WHAT IS ASKED: Lines containing the word "加入世界贸易组织" are to be located and copied.
───── RECORD EXTRACTS ─────
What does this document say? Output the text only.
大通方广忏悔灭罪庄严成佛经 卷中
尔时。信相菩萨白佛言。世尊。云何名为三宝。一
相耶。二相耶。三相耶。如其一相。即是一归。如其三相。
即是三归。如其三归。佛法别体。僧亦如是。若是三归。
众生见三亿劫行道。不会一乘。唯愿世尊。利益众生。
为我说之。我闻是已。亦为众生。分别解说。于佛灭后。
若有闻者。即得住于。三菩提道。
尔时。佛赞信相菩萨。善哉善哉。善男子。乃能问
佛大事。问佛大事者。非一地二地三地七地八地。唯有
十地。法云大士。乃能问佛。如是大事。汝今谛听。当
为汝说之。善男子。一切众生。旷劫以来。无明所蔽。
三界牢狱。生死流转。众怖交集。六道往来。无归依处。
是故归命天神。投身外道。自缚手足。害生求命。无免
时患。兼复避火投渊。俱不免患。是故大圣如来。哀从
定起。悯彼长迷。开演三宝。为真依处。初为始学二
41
─────
───── RECORD EXTRACTS ─────
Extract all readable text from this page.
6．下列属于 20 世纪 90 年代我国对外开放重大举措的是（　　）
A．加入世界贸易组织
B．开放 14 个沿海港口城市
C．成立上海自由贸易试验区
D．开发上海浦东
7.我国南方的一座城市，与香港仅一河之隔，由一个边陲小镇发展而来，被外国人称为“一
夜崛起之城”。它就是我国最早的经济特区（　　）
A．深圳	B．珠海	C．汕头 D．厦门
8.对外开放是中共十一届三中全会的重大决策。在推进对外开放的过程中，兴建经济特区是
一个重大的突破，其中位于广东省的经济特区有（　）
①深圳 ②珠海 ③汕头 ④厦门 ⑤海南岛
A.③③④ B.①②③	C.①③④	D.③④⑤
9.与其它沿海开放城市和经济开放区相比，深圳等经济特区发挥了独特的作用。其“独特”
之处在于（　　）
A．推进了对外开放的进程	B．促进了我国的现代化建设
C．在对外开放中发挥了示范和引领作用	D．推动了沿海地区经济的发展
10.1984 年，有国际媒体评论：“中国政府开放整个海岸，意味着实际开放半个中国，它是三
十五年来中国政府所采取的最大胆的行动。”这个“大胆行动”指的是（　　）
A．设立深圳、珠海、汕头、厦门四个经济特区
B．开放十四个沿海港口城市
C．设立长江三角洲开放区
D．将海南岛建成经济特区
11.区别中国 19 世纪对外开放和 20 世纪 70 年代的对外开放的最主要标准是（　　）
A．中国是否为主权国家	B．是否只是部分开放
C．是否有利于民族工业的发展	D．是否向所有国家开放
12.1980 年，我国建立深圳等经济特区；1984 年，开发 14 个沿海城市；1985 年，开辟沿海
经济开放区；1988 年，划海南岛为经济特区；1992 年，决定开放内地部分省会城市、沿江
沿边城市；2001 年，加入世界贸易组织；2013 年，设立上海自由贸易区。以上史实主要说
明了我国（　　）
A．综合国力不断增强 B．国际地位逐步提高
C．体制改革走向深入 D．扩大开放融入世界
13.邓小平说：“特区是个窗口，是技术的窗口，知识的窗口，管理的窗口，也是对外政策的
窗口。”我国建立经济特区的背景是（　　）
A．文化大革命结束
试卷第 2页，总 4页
─────
RESULT:
A．加入世界贸易组织
沿边城市；2001 年，加入世界贸易组织；2013 年，设立上海自由贸易区。以上史实主要说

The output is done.